Stored data:
———

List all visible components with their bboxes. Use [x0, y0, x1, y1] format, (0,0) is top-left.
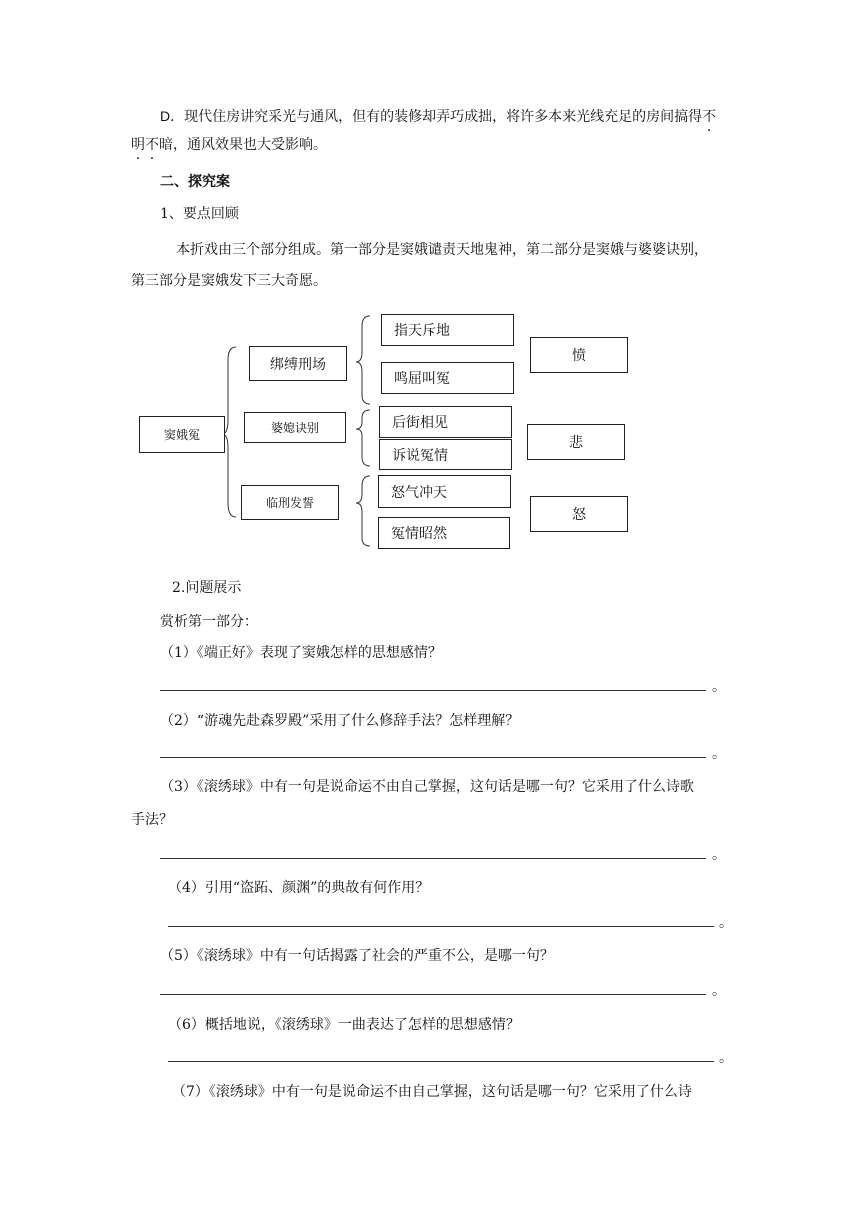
emphasis-char: 不: [702, 109, 717, 125]
question-4: （4）引用“盗跖、颜渊”的典故有何作用？: [168, 880, 430, 896]
branch-3-item-1: 怒气冲天: [378, 475, 511, 508]
branch-3-title: 临刑发誓: [241, 485, 339, 520]
option-d-label: D．: [160, 108, 185, 124]
question-1: （1）《端正好》表现了窦娥怎样的思想感情？: [160, 645, 442, 661]
period-1: 。: [712, 679, 726, 695]
period-2: 。: [712, 746, 726, 762]
branch-2-item-2: 诉说冤情: [379, 439, 512, 470]
point-review-heading: 1、要点回顾: [160, 206, 239, 222]
answer-line-6[interactable]: [168, 1061, 714, 1062]
answer-line-3[interactable]: [160, 858, 706, 859]
period-3: 。: [712, 847, 726, 863]
answer-line-4[interactable]: [168, 926, 714, 927]
branch-1-item-1: 指天斥地: [381, 314, 514, 346]
question-7: （7）《滚绣球》中有一句是说命运不由自己掌握，这句话是哪一句？它采用了什么诗: [172, 1084, 692, 1100]
option-d-line2: [131, 134, 327, 154]
branch-2-title: 婆媳诀别: [244, 412, 346, 443]
answer-line-2[interactable]: [160, 757, 706, 758]
emphasis-char: 明: [131, 137, 145, 153]
problem-heading: 2.问题展示: [172, 580, 242, 596]
question-6: （6）概括地说，《滚绣球》一曲表达了怎样的思想感情？: [168, 1017, 520, 1033]
root-box: 窦娥冤: [139, 416, 225, 453]
section-title: 二、探究案: [160, 174, 230, 190]
period-4: 。: [719, 915, 733, 931]
intro-line1: 本折戏由三个部分组成。第一部分是窦娥谴责天地鬼神，第二部分是窦娥与婆婆诀别，: [176, 242, 708, 258]
branch-1-title: 绑缚刑场: [249, 346, 347, 381]
branch-2-item-1: 后街相见: [379, 406, 512, 438]
question-3-cont: 手法？: [131, 812, 173, 828]
branch-brace-2: [356, 410, 370, 466]
option-d-text: 现代住房讲究采光与通风，但有的装修却弄巧成拙，将许多本来光线充足的房间搞得: [184, 109, 703, 125]
answer-line-1[interactable]: [160, 690, 706, 691]
option-d-line1: [160, 106, 716, 126]
intro-line2: 第三部分是窦娥发下三大奇愿。: [131, 273, 327, 289]
option-d-text-cont: 暗，通风效果也大受影响。: [159, 137, 327, 153]
emotion-box-sorrow: 悲: [527, 424, 625, 460]
branch-3-item-2: 冤情昭然: [378, 517, 510, 549]
question-5: （5）《滚绣球》中有一句话揭露了社会的严重不公，是哪一句？: [160, 948, 554, 964]
branch-1-item-2: 鸣屈叫冤: [381, 362, 514, 394]
period-6: 。: [719, 1050, 733, 1066]
emphasis-char: 不: [145, 137, 159, 153]
branch-brace-1: [356, 316, 370, 404]
period-5: 。: [712, 983, 726, 999]
branch-brace-3: [356, 476, 370, 546]
appreciate-heading: 赏析第一部分：: [160, 614, 258, 630]
emotion-box-rage: 怒: [530, 496, 628, 532]
question-3: （3）《滚绣球》中有一句是说命运不由自己掌握，这句话是哪一句？它采用了什么诗歌: [160, 779, 694, 795]
answer-line-5[interactable]: [160, 994, 706, 995]
question-2: （2）“游魂先赴森罗殿”采用了什么修辞手法？怎样理解？: [160, 713, 520, 729]
emotion-box-anger: 愤: [530, 337, 628, 373]
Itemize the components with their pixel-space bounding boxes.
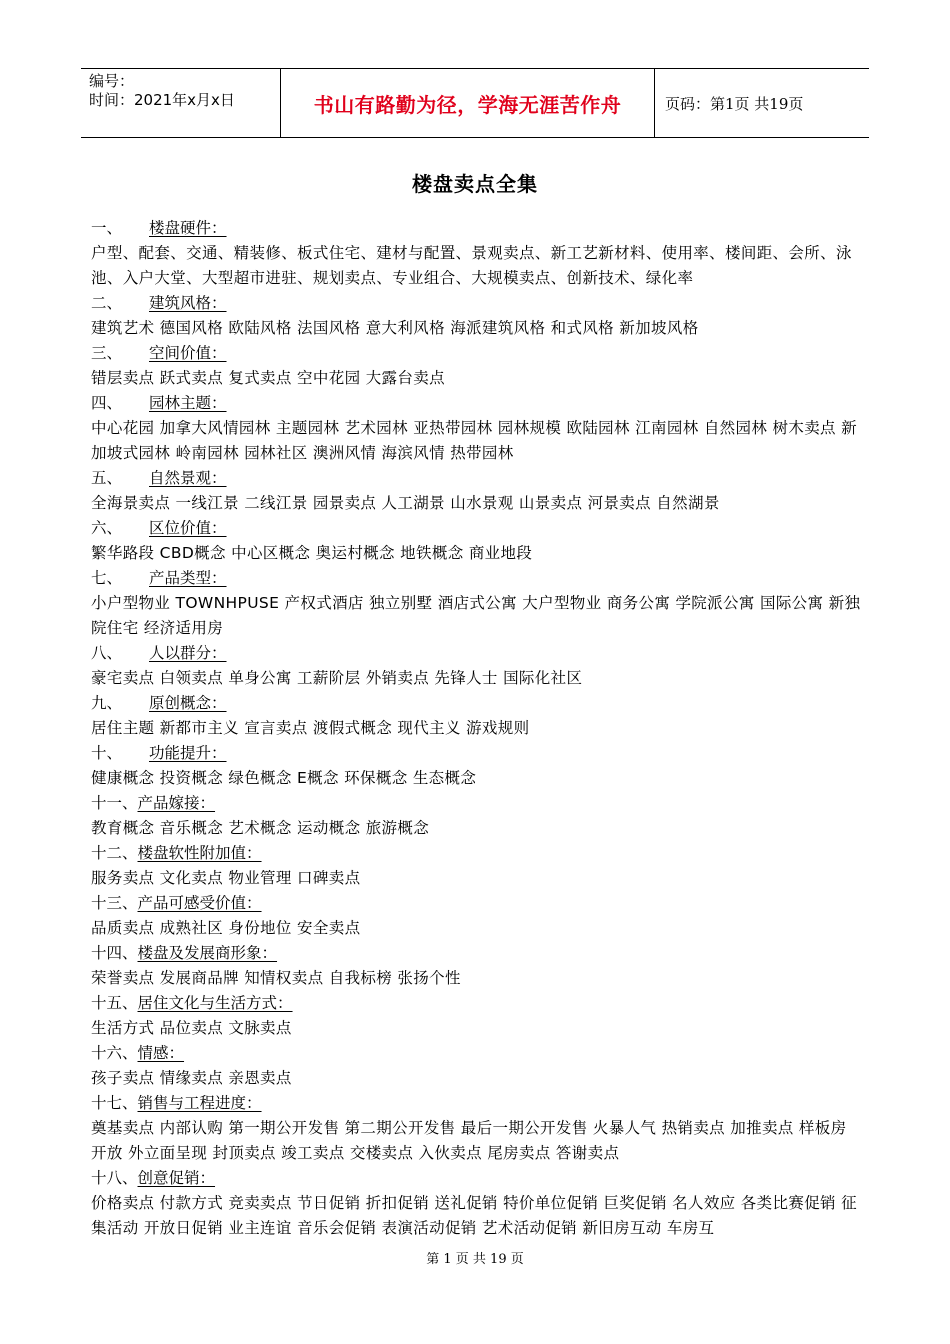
- section-title: 楼盘软性附加值：: [137, 844, 262, 862]
- section-number: 六、: [91, 519, 123, 537]
- section-body: 荣誉卖点 发展商品牌 知情权卖点 自我标榜 张扬个性: [91, 969, 461, 987]
- section-body: 建筑艺术 德国风格 欧陆风格 法国风格 意大利风格 海派建筑风格 和式风格 新加坡风格: [91, 319, 699, 337]
- section-number: 十八、: [91, 1169, 138, 1187]
- content-body: [91, 216, 861, 1241]
- section-heading: [91, 741, 861, 766]
- section-number: 十、: [91, 744, 123, 762]
- section-title: 居住文化与生活方式：: [137, 994, 293, 1012]
- section-title: 销售与工程进度：: [137, 1094, 262, 1112]
- section-body: 繁华路段 CBD概念 中心区概念 奥运村概念 地铁概念 商业地段: [91, 544, 533, 562]
- section-heading: [91, 891, 861, 916]
- section-heading: [91, 1166, 861, 1191]
- section-heading: [91, 341, 861, 366]
- section-number: 二、: [91, 294, 123, 312]
- section-number: 十一、: [91, 794, 138, 812]
- section-number: 七、: [91, 569, 123, 587]
- section-body: 豪宅卖点 白领卖点 单身公寓 工薪阶层 外销卖点 先锋人士 国际化社区: [91, 669, 583, 687]
- section-title: 空间价值：: [149, 344, 227, 362]
- section-title: 功能提升：: [149, 744, 227, 762]
- section-title: 情感：: [137, 1044, 185, 1062]
- section-body: 服务卖点 文化卖点 物业管理 口碑卖点: [91, 869, 361, 887]
- section-heading: [91, 841, 861, 866]
- section-number: 三、: [91, 344, 123, 362]
- section-title: 产品可感受价值：: [137, 894, 262, 912]
- header-meta-cell: [81, 69, 281, 137]
- section-body: 教育概念 音乐概念 艺术概念 运动概念 旅游概念: [91, 819, 430, 837]
- header-table: [81, 68, 869, 138]
- section-body: 奠基卖点 内部认购 第一期公开发售 第二期公开发售 最后一期公开发售 火暴人气 热销卖点 加推卖点 样板房开放 外立面呈现 封顶卖点 竣工卖点 交楼卖点 入伙卖点 尾房卖点 答谢卖点: [91, 1119, 847, 1162]
- section-number: 八、: [91, 644, 123, 662]
- section-heading: [91, 991, 861, 1016]
- section-number: 十三、: [91, 894, 138, 912]
- section-body: 户型、配套、交通、精装修、板式住宅、建材与配置、景观卖点、新工艺新材料、使用率、楼间距、会所、泳池、入户大堂、大型超市进驻、规划卖点、专业组合、大规模卖点、创新技术、绿化率: [91, 244, 852, 287]
- section-body: 品质卖点 成熟社区 身份地位 安全卖点: [91, 919, 361, 937]
- section-heading: [91, 216, 861, 241]
- section-number: 四、: [91, 394, 123, 412]
- section-body: 小户型物业 TOWNHPUSE 产权式酒店 独立别墅 酒店式公寓 大户型物业 商务公寓 学院派公寓 国际公寓 新独院住宅 经济适用房: [91, 594, 861, 637]
- section-body: 中心花园 加拿大风情园林 主题园林 艺术园林 亚热带园林 园林规模 欧陆园林 江南园林 自然园林 树木卖点 新加坡式园林 岭南园林 园林社区 澳洲风情 海滨风情 热带园林: [91, 419, 858, 462]
- section-number: 一、: [91, 219, 123, 237]
- section-number: 十四、: [91, 944, 138, 962]
- section-title: 原创概念：: [149, 694, 227, 712]
- section-title: 产品嫁接：: [137, 794, 216, 812]
- section-title: 产品类型：: [149, 569, 227, 587]
- section-body: 全海景卖点 一线江景 二线江景 园景卖点 人工湖景 山水景观 山景卖点 河景卖点 自然湖景: [91, 494, 720, 512]
- section-body: 居住主题 新都市主义 宣言卖点 渡假式概念 现代主义 游戏规则: [91, 719, 530, 737]
- section-heading: [91, 1041, 861, 1066]
- section-title: 自然景观：: [149, 469, 227, 487]
- number-label: 编号：: [89, 72, 135, 90]
- section-heading: [91, 941, 861, 966]
- section-body: 错层卖点 跃式卖点 复式卖点 空中花园 大露台卖点: [91, 369, 445, 387]
- section-number: 十二、: [91, 844, 138, 862]
- header-page-info: 页码：第1页 共19页: [665, 94, 804, 113]
- section-body: 生活方式 品位卖点 文脉卖点: [91, 1019, 292, 1037]
- section-title: 楼盘硬件：: [149, 219, 227, 237]
- section-title: 楼盘及发展商形象：: [137, 944, 278, 962]
- section-heading: [91, 791, 861, 816]
- section-heading: [91, 466, 861, 491]
- section-title: 人以群分：: [149, 644, 227, 662]
- section-heading: [91, 516, 861, 541]
- section-number: 十五、: [91, 994, 138, 1012]
- section-heading: [91, 566, 861, 591]
- section-number: 十六、: [91, 1044, 138, 1062]
- section-title: 建筑风格：: [149, 294, 227, 312]
- section-title: 创意促销：: [137, 1169, 216, 1187]
- page-title: 楼盘卖点全集: [412, 172, 538, 196]
- section-number: 十七、: [91, 1094, 138, 1112]
- time-label: 时间：2021年x月x日: [89, 91, 235, 109]
- header-motto: 书山有路勤为径，学海无涯苦作舟: [281, 69, 655, 137]
- section-heading: [91, 641, 861, 666]
- page-footer: 第 1 页 共 19 页: [426, 1252, 524, 1267]
- section-heading: [91, 691, 861, 716]
- section-body: 孩子卖点 情缘卖点 亲恩卖点: [91, 1069, 292, 1087]
- section-title: 园林主题：: [149, 394, 227, 412]
- section-heading: [91, 391, 861, 416]
- section-number: 五、: [91, 469, 123, 487]
- section-body: 价格卖点 付款方式 竞卖卖点 节日促销 折扣促销 送礼促销 特价单位促销 巨奖促销 名人效应 各类比赛促销 征集活动 开放日促销 业主连谊 音乐会促销 表演活动促销 艺术活动促销 新旧房互动 车房互: [91, 1194, 858, 1237]
- section-heading: [91, 1091, 861, 1116]
- section-title: 区位价值：: [149, 519, 227, 537]
- section-heading: [91, 291, 861, 316]
- section-number: 九、: [91, 694, 123, 712]
- section-body: 健康概念 投资概念 绿色概念 E概念 环保概念 生态概念: [91, 769, 477, 787]
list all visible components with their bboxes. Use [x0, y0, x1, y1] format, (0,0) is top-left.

———

**Exercise brief**. Express the part of the material that opens with the line containing "emphasis-char: 不: [702, 109, 717, 125]" and closes with the line containing "answer-line-3[interactable]: [160, 858, 706, 859]" as a JSON list of strings, one string per line, leaving out blank lines.

**Complete answer**.
[
  "emphasis-char: 不: [702, 109, 717, 125]",
  "question-4: （4）引用“盗跖、颜渊”的典故有何作用？: [168, 880, 430, 896]",
  "branch-3-item-1: 怒气冲天: [378, 475, 511, 508]",
  "branch-3-title: 临刑发誓: [241, 485, 339, 520]",
  "option-d-label: D．: [160, 108, 185, 124]",
  "question-1: （1）《端正好》表现了窦娥怎样的思想感情？: [160, 645, 442, 661]",
  "period-1: 。: [712, 679, 726, 695]",
  "period-2: 。: [712, 746, 726, 762]",
  "branch-2-item-2: 诉说冤情: [379, 439, 512, 470]",
  "point-review-heading: 1、要点回顾: [160, 206, 239, 222]",
  "answer-line-6[interactable]: [168, 1061, 714, 1062]",
  "answer-line-3[interactable]: [160, 858, 706, 859]"
]